* AIM
Go through the records and show each line where the word "Cortex" occurs.

::::::::::

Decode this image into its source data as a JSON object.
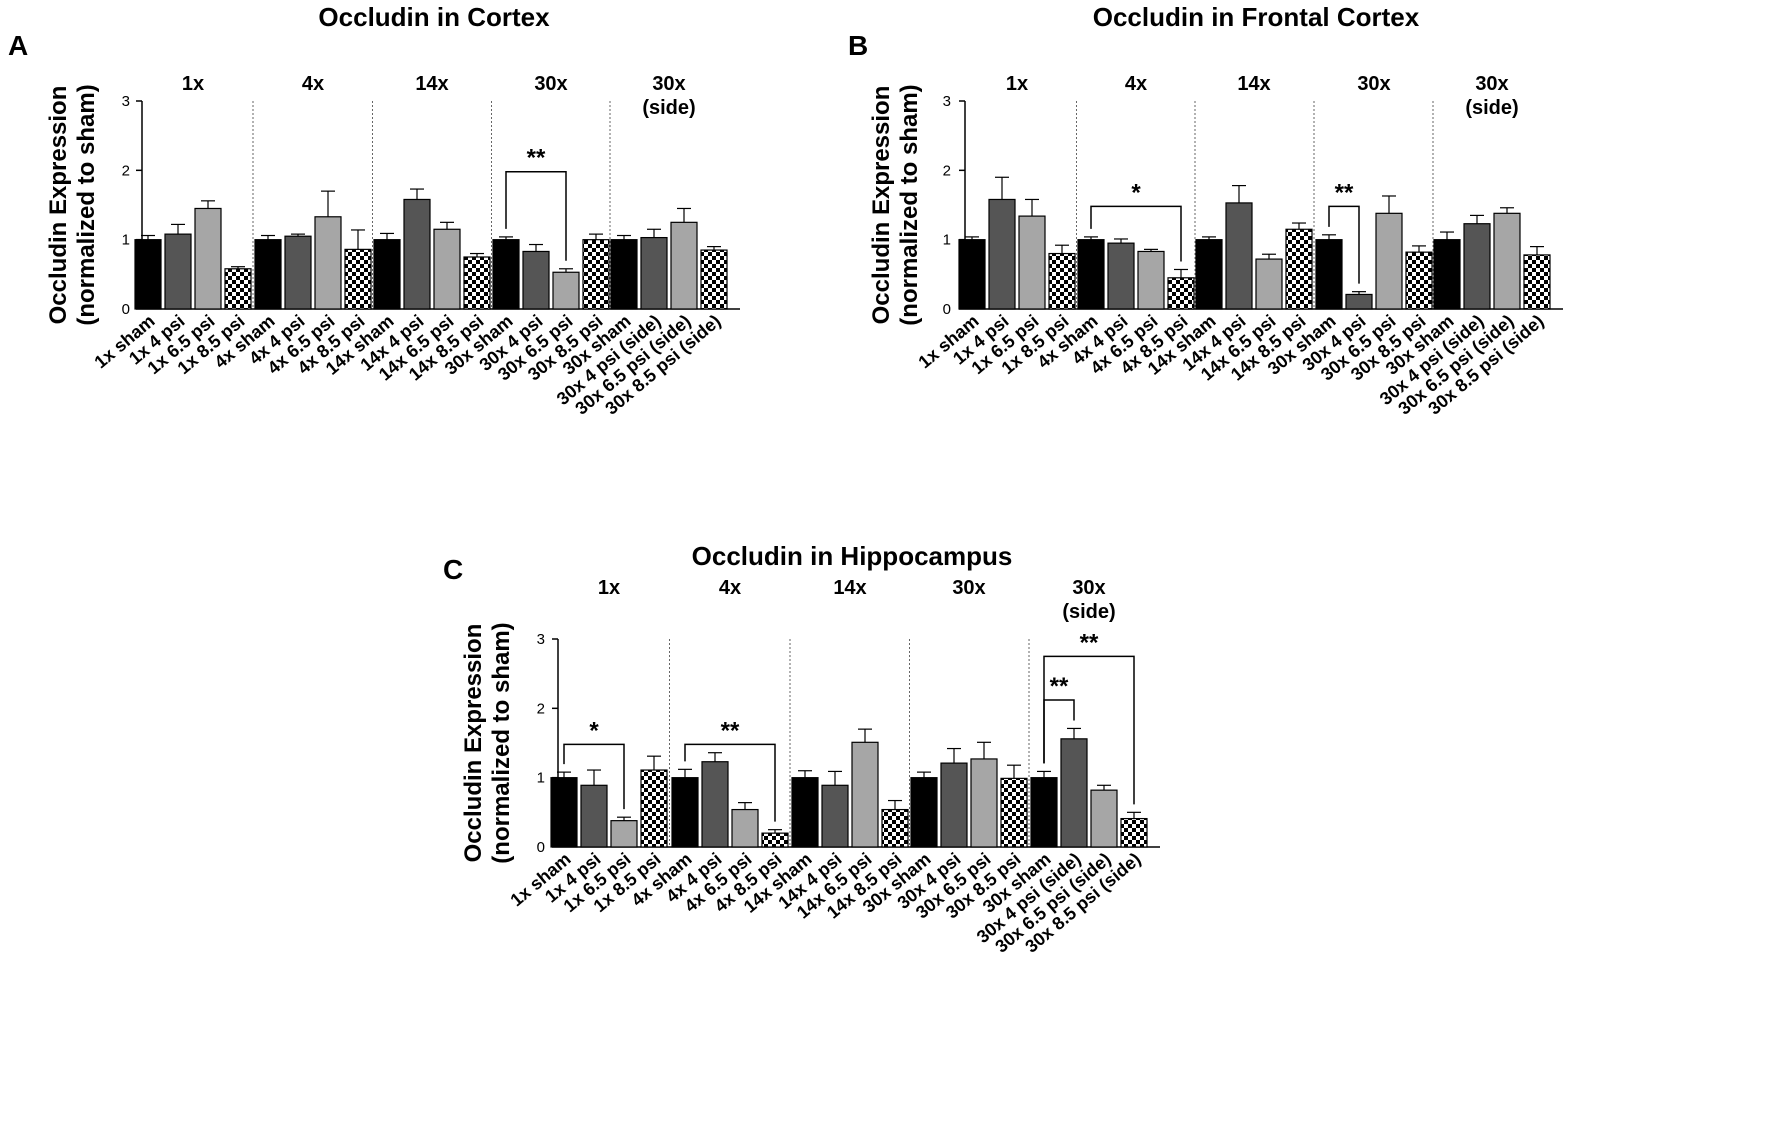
{
  "figure": {
    "panels": [
      {
        "letter": "A"
      },
      {
        "letter": "B"
      },
      {
        "letter": "C"
      }
    ]
  },
  "chart_data": [
    {
      "type": "bar",
      "panel": "A",
      "title": "Occludin in Cortex",
      "ylabel": "Occludin Expression\n(normalized to sham)",
      "ylim": [
        0,
        3
      ],
      "yticks": [
        0,
        1,
        2,
        3
      ],
      "groups": [
        {
          "label": "1x",
          "categories": [
            "1x sham",
            "1x 4 psi",
            "1x 6.5 psi",
            "1x 8.5 psi"
          ],
          "values": [
            1.0,
            1.08,
            1.45,
            0.58
          ],
          "errors": [
            0.06,
            0.14,
            0.11,
            0.03
          ]
        },
        {
          "label": "4x",
          "categories": [
            "4x sham",
            "4x 4 psi",
            "4x 6.5 psi",
            "4x 8.5 psi"
          ],
          "values": [
            1.0,
            1.05,
            1.33,
            0.86
          ],
          "errors": [
            0.06,
            0.03,
            0.37,
            0.28
          ]
        },
        {
          "label": "14x",
          "categories": [
            "14x sham",
            "14x 4 psi",
            "14x 6.5 psi",
            "14x 8.5 psi"
          ],
          "values": [
            1.0,
            1.58,
            1.15,
            0.75
          ],
          "errors": [
            0.09,
            0.15,
            0.1,
            0.05
          ]
        },
        {
          "label": "30x",
          "categories": [
            "30x sham",
            "30x 4 psi",
            "30x 6.5 psi",
            "30x 8.5 psi"
          ],
          "values": [
            1.0,
            0.83,
            0.53,
            1.0
          ],
          "errors": [
            0.04,
            0.1,
            0.05,
            0.08
          ]
        },
        {
          "label": "30x\n(side)",
          "categories": [
            "30x sham",
            "30x 4 psi (side)",
            "30x 6.5 psi (side)",
            "30x 8.5 psi (side)"
          ],
          "values": [
            1.0,
            1.03,
            1.25,
            0.85
          ],
          "errors": [
            0.06,
            0.12,
            0.2,
            0.05
          ]
        }
      ],
      "annotations": [
        {
          "text": "**",
          "group": 3,
          "from_bar": 0,
          "to_bar": 2,
          "level": 1.98
        }
      ]
    },
    {
      "type": "bar",
      "panel": "B",
      "title": "Occludin in Frontal Cortex",
      "ylabel": "Occludin Expression\n(normalized to sham)",
      "ylim": [
        0,
        3
      ],
      "yticks": [
        0,
        1,
        2,
        3
      ],
      "groups": [
        {
          "label": "1x",
          "categories": [
            "1x sham",
            "1x 4 psi",
            "1x 6.5 psi",
            "1x 8.5 psi"
          ],
          "values": [
            1.0,
            1.58,
            1.34,
            0.8
          ],
          "errors": [
            0.04,
            0.32,
            0.24,
            0.12
          ]
        },
        {
          "label": "4x",
          "categories": [
            "4x sham",
            "4x 4 psi",
            "4x 6.5 psi",
            "4x 8.5 psi"
          ],
          "values": [
            1.0,
            0.95,
            0.83,
            0.45
          ],
          "errors": [
            0.04,
            0.06,
            0.03,
            0.12
          ]
        },
        {
          "label": "14x",
          "categories": [
            "14x sham",
            "14x 4 psi",
            "14x 6.5 psi",
            "14x 8.5 psi"
          ],
          "values": [
            1.0,
            1.53,
            0.72,
            1.15
          ],
          "errors": [
            0.04,
            0.25,
            0.07,
            0.09
          ]
        },
        {
          "label": "30x",
          "categories": [
            "30x sham",
            "30x 4 psi",
            "30x 6.5 psi",
            "30x 8.5 psi"
          ],
          "values": [
            1.0,
            0.21,
            1.38,
            0.82
          ],
          "errors": [
            0.07,
            0.04,
            0.25,
            0.09
          ]
        },
        {
          "label": "30x\n(side)",
          "categories": [
            "30x sham",
            "30x 4 psi (side)",
            "30x 6.5 psi (side)",
            "30x 8.5 psi (side)"
          ],
          "values": [
            1.0,
            1.23,
            1.38,
            0.78
          ],
          "errors": [
            0.11,
            0.12,
            0.08,
            0.12
          ]
        }
      ],
      "annotations": [
        {
          "text": "*",
          "group": 1,
          "from_bar": 0,
          "to_bar": 3,
          "level": 1.48
        },
        {
          "text": "**",
          "group": 3,
          "from_bar": 0,
          "to_bar": 1,
          "level": 1.48
        }
      ]
    },
    {
      "type": "bar",
      "panel": "C",
      "title": "Occludin in Hippocampus",
      "ylabel": "Occludin Expression\n(normalized to sham)",
      "ylim": [
        0,
        3
      ],
      "yticks": [
        0,
        1,
        2,
        3
      ],
      "groups": [
        {
          "label": "1x",
          "categories": [
            "1x sham",
            "1x 4 psi",
            "1x 6.5 psi",
            "1x 8.5 psi"
          ],
          "values": [
            1.0,
            0.89,
            0.38,
            1.11
          ],
          "errors": [
            0.08,
            0.22,
            0.05,
            0.2
          ]
        },
        {
          "label": "4x",
          "categories": [
            "4x sham",
            "4x 4 psi",
            "4x 6.5 psi",
            "4x 8.5 psi"
          ],
          "values": [
            1.0,
            1.23,
            0.54,
            0.2
          ],
          "errors": [
            0.12,
            0.13,
            0.1,
            0.05
          ]
        },
        {
          "label": "14x",
          "categories": [
            "14x sham",
            "14x 4 psi",
            "14x 6.5 psi",
            "14x 8.5 psi"
          ],
          "values": [
            1.0,
            0.89,
            1.51,
            0.54
          ],
          "errors": [
            0.1,
            0.2,
            0.19,
            0.13
          ]
        },
        {
          "label": "30x",
          "categories": [
            "30x sham",
            "30x 4 psi",
            "30x 6.5 psi",
            "30x 8.5 psi"
          ],
          "values": [
            1.0,
            1.21,
            1.27,
            0.99
          ],
          "errors": [
            0.08,
            0.21,
            0.24,
            0.19
          ]
        },
        {
          "label": "30x\n(side)",
          "categories": [
            "30x sham",
            "30x 4 psi (side)",
            "30x 6.5 psi (side)",
            "30x 8.5 psi (side)"
          ],
          "values": [
            1.0,
            1.56,
            0.82,
            0.41
          ],
          "errors": [
            0.09,
            0.15,
            0.07,
            0.09
          ]
        }
      ],
      "annotations": [
        {
          "text": "*",
          "group": 0,
          "from_bar": 0,
          "to_bar": 2,
          "level": 1.48
        },
        {
          "text": "**",
          "group": 1,
          "from_bar": 0,
          "to_bar": 3,
          "level": 1.48
        },
        {
          "text": "**",
          "group": 4,
          "from_bar": 0,
          "to_bar": 1,
          "level": 2.12
        },
        {
          "text": "**",
          "group": 4,
          "from_bar": 0,
          "to_bar": 3,
          "level": 2.75
        }
      ]
    }
  ]
}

::::::::::

* EXERCISE ANSWER
      "title": "Occludin in Cortex",
      "title": "Occludin in Frontal Cortex",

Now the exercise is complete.